--- start LISTED RECORDS ---

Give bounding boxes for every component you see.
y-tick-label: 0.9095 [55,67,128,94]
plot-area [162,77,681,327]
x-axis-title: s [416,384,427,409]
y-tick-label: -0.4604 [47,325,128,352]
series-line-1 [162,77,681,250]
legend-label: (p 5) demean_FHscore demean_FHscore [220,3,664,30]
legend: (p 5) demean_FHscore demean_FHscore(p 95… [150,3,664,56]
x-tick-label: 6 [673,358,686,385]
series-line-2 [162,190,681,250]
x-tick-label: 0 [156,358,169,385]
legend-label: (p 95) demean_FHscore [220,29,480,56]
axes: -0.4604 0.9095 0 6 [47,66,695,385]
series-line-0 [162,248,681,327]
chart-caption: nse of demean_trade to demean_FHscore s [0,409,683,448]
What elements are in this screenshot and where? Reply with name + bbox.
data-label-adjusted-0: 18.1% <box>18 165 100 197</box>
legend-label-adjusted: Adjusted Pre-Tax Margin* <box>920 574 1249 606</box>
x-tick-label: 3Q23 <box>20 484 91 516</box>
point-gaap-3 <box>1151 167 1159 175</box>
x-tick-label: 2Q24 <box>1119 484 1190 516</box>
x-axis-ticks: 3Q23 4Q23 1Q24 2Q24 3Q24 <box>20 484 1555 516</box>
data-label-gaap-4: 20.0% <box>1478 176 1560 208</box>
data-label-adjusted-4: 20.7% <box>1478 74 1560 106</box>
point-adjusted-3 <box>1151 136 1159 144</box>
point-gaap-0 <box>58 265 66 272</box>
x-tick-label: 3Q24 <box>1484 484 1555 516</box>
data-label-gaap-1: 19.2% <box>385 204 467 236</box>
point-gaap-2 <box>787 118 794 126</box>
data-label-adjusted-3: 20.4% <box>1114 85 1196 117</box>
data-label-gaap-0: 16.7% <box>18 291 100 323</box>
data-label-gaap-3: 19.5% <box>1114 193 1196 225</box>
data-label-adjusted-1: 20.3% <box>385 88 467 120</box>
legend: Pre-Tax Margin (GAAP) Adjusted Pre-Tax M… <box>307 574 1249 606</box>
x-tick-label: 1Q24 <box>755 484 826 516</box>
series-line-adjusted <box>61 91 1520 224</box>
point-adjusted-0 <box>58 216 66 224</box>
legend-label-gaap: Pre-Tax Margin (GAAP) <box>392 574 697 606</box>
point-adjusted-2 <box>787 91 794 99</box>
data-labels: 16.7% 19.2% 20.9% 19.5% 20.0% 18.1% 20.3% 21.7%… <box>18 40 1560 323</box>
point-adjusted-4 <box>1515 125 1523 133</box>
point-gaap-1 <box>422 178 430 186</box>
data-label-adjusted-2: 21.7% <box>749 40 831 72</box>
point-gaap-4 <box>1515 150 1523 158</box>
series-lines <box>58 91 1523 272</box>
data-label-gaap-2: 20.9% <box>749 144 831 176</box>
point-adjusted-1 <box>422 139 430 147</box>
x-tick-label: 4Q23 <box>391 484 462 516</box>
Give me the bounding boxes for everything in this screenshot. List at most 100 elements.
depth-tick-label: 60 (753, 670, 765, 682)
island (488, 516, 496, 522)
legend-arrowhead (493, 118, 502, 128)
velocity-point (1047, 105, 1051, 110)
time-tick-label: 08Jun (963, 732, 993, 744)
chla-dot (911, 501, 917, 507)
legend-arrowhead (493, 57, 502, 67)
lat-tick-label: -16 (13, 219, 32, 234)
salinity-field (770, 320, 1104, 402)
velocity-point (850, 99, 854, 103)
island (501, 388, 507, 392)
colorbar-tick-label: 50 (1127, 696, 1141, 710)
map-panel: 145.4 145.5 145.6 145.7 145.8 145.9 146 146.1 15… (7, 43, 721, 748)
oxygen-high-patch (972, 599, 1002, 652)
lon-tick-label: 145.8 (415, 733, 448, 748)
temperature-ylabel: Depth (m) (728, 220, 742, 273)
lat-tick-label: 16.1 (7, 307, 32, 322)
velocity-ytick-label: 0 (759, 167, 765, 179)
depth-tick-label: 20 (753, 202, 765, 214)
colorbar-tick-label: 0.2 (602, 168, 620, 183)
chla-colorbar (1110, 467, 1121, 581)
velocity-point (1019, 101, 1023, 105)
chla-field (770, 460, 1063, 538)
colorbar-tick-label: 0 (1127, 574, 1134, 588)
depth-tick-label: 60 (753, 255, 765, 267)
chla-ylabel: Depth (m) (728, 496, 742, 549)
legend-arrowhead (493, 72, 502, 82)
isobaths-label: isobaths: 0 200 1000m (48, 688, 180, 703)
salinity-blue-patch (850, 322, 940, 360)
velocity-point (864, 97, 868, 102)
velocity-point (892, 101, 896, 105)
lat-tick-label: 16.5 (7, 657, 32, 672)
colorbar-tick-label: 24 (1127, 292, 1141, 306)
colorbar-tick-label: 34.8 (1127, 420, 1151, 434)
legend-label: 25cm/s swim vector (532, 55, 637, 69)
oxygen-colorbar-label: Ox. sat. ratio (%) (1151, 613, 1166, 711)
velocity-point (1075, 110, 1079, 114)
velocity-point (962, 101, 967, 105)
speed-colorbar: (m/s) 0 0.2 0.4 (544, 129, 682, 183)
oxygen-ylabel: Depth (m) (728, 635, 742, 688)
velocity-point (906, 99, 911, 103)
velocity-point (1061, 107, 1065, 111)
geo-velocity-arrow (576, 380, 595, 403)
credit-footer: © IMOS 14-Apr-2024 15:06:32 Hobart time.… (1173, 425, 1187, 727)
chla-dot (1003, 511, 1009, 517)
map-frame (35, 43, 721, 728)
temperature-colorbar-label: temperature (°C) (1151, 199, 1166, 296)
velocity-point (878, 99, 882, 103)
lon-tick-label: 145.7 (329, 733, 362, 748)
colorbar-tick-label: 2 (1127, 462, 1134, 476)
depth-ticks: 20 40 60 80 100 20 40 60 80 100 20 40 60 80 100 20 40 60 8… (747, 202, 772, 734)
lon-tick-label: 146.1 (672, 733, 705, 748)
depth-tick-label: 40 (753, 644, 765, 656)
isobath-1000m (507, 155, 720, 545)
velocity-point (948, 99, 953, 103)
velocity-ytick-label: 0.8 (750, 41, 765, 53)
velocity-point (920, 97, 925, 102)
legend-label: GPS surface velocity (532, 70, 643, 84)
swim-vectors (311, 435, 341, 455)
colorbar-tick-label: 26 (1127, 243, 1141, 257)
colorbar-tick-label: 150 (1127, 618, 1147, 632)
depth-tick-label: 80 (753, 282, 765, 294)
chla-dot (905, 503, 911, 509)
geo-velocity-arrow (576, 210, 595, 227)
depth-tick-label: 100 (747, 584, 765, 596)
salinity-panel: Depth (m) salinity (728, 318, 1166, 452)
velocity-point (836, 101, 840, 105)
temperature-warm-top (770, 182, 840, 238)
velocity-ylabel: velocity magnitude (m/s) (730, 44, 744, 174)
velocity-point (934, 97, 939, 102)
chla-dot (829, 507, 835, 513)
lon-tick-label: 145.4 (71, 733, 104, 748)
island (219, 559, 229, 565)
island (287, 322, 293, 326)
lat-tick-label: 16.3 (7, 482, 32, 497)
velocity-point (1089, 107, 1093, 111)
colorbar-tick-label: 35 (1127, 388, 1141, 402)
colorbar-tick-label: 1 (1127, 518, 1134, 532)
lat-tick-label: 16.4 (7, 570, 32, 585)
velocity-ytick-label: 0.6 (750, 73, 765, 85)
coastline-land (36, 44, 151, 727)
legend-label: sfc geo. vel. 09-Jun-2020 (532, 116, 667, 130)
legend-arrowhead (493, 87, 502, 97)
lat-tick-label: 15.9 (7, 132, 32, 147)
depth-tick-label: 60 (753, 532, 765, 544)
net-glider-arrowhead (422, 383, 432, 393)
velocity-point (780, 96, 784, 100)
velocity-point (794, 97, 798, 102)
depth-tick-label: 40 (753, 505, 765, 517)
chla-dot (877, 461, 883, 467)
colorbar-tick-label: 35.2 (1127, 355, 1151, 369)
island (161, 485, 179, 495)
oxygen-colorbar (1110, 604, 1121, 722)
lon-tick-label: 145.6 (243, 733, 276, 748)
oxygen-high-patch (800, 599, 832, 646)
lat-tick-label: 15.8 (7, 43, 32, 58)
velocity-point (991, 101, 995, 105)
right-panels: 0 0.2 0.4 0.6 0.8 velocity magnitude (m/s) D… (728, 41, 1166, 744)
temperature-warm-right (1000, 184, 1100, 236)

--- end LISTED RECORDS ---

§ WHAT YOU HAVE TO DO:
Rename "x-tick-label" to "x-axis-tick-label" throughout the material, from its first line up to and including the line with "point-adjusted-2 <box>787 91 794 99</box>", and give those lines again with nothing else altered.

§ OUTPUT BELOW:
Give bounding boxes for every component you see.
y-tick-label: 0.9095 [55,67,128,94]
plot-area [162,77,681,327]
x-axis-title: s [416,384,427,409]
y-tick-label: -0.4604 [47,325,128,352]
series-line-1 [162,77,681,250]
legend-label: (p 5) demean_FHscore demean_FHscore [220,3,664,30]
legend: (p 5) demean_FHscore demean_FHscore(p 95… [150,3,664,56]
x-axis-tick-label: 6 [673,358,686,385]
series-line-2 [162,190,681,250]
x-axis-tick-label: 0 [156,358,169,385]
legend-label: (p 95) demean_FHscore [220,29,480,56]
axes: -0.4604 0.9095 0 6 [47,66,695,385]
series-line-0 [162,248,681,327]
chart-caption: nse of demean_trade to demean_FHscore s [0,409,683,448]
What elements are in this screenshot and where? Reply with name + bbox.
data-label-adjusted-0: 18.1% <box>18 165 100 197</box>
legend-label-adjusted: Adjusted Pre-Tax Margin* <box>920 574 1249 606</box>
x-axis-tick-label: 3Q23 <box>20 484 91 516</box>
point-gaap-3 <box>1151 167 1159 175</box>
x-axis-tick-label: 2Q24 <box>1119 484 1190 516</box>
x-axis-ticks: 3Q23 4Q23 1Q24 2Q24 3Q24 <box>20 484 1555 516</box>
data-label-gaap-4: 20.0% <box>1478 176 1560 208</box>
data-label-adjusted-4: 20.7% <box>1478 74 1560 106</box>
point-adjusted-3 <box>1151 136 1159 144</box>
point-gaap-0 <box>58 265 66 272</box>
x-axis-tick-label: 3Q24 <box>1484 484 1555 516</box>
data-label-gaap-1: 19.2% <box>385 204 467 236</box>
point-gaap-2 <box>787 118 794 126</box>
data-label-adjusted-3: 20.4% <box>1114 85 1196 117</box>
data-label-gaap-0: 16.7% <box>18 291 100 323</box>
data-label-gaap-3: 19.5% <box>1114 193 1196 225</box>
data-label-adjusted-1: 20.3% <box>385 88 467 120</box>
legend: Pre-Tax Margin (GAAP) Adjusted Pre-Tax M… <box>307 574 1249 606</box>
x-axis-tick-label: 1Q24 <box>755 484 826 516</box>
series-line-adjusted <box>61 91 1520 224</box>
point-adjusted-0 <box>58 216 66 224</box>
legend-label-gaap: Pre-Tax Margin (GAAP) <box>392 574 697 606</box>
point-adjusted-2 <box>787 91 794 99</box>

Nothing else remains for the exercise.